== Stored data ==
* * * * *
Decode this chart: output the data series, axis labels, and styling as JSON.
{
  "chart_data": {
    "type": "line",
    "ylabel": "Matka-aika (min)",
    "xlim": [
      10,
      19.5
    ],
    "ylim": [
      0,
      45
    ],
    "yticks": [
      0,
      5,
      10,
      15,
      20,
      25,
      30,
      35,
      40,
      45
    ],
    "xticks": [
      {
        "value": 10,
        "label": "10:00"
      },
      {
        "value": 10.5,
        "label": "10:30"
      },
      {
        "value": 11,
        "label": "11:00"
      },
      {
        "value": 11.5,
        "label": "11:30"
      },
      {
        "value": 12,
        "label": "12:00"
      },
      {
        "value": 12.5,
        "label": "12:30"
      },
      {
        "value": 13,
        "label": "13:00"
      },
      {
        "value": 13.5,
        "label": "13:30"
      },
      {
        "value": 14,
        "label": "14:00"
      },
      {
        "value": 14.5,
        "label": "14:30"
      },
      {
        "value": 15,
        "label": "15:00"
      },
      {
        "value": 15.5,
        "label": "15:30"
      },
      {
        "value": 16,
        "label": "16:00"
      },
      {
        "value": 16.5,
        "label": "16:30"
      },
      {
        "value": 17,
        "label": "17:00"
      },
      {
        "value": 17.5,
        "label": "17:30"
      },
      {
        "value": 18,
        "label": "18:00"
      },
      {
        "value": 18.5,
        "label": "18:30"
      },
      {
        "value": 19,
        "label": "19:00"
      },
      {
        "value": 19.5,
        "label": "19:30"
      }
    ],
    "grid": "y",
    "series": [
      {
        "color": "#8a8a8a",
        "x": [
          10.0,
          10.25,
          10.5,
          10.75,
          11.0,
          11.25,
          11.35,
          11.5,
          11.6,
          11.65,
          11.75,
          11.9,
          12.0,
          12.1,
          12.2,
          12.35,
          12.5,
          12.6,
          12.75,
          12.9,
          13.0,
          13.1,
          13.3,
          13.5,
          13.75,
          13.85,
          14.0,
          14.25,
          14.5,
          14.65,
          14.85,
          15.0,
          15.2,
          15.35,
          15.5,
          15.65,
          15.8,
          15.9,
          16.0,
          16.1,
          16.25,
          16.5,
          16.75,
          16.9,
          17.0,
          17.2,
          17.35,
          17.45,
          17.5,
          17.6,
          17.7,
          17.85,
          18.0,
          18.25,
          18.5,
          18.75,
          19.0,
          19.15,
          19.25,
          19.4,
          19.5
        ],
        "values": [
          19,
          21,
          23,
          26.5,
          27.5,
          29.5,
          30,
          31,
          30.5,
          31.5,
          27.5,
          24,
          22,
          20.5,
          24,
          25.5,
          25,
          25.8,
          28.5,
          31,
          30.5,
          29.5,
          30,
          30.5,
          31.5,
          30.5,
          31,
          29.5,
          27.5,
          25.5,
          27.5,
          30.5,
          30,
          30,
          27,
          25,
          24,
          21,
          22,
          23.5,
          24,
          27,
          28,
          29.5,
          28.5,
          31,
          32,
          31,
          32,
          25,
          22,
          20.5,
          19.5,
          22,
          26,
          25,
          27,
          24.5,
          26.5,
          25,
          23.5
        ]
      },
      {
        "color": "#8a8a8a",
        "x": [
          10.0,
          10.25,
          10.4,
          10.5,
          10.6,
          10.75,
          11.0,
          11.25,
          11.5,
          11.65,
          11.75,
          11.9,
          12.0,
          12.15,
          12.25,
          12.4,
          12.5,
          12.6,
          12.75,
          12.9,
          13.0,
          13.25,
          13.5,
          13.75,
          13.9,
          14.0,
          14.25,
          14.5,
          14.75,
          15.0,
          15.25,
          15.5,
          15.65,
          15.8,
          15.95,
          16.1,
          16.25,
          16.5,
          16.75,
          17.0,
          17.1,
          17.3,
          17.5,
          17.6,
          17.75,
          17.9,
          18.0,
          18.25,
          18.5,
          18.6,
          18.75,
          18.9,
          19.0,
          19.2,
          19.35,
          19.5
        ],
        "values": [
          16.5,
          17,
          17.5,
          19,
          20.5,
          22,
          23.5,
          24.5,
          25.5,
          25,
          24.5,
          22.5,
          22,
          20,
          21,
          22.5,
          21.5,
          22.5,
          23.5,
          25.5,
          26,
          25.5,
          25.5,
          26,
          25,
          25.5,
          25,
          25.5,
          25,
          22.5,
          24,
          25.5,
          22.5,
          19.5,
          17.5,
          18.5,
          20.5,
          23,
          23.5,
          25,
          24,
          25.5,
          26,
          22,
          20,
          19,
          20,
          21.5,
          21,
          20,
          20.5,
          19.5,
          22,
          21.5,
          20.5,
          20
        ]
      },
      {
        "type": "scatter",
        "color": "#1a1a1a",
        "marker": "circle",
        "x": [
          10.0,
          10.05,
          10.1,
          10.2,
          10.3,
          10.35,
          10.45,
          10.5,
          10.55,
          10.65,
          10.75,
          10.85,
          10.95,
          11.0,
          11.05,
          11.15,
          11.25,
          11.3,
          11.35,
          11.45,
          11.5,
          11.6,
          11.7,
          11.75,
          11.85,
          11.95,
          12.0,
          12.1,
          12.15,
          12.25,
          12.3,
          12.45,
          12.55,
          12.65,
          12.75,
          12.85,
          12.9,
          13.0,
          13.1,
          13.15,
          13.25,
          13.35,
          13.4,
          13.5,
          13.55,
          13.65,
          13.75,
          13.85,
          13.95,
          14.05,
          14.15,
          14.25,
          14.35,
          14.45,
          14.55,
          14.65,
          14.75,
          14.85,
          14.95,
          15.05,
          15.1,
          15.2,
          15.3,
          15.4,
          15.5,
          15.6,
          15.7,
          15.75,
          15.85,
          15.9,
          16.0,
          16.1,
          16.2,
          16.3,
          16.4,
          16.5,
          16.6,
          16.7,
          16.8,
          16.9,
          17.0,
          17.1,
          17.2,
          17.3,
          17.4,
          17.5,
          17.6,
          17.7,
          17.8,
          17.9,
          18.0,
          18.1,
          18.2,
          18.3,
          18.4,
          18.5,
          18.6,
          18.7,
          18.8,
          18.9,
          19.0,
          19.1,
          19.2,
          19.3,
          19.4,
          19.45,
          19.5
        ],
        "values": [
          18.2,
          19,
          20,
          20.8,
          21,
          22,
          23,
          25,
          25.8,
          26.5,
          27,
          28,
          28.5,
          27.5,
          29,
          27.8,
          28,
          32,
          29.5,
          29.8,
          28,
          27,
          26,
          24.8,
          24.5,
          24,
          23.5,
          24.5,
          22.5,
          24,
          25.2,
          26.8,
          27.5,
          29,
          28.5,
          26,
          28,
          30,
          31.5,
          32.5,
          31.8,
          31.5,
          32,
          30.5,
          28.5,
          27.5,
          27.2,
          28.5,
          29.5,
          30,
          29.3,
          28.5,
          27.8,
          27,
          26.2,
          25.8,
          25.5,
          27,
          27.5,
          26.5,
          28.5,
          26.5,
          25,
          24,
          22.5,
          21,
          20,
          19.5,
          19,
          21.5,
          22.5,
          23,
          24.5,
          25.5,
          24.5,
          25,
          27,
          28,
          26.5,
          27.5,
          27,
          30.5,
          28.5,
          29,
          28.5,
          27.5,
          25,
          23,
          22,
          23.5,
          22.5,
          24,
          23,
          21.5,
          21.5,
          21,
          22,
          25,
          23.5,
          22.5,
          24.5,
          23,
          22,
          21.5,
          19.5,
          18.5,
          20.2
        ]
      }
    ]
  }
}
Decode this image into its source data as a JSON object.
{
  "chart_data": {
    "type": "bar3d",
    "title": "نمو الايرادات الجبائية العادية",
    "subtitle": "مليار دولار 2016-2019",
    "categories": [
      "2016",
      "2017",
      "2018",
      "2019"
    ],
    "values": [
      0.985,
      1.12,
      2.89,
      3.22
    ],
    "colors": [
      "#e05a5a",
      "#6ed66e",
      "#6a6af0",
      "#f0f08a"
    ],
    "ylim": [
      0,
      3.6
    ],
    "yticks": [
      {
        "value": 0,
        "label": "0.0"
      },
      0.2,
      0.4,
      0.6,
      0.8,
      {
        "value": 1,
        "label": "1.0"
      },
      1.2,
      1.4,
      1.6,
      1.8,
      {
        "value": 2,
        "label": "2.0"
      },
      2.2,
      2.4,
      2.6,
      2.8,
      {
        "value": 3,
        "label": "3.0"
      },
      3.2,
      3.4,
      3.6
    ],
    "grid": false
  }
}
* * * * *
== WHAT YOU WILL DO ==
Search the listing for the word "this". Copy every line in which it occurs.

== REPLY TO THE EXERCISE ==
Decode this chart: output the data series, axis labels, and styling as JSON.
Decode this image into its source data as a JSON object.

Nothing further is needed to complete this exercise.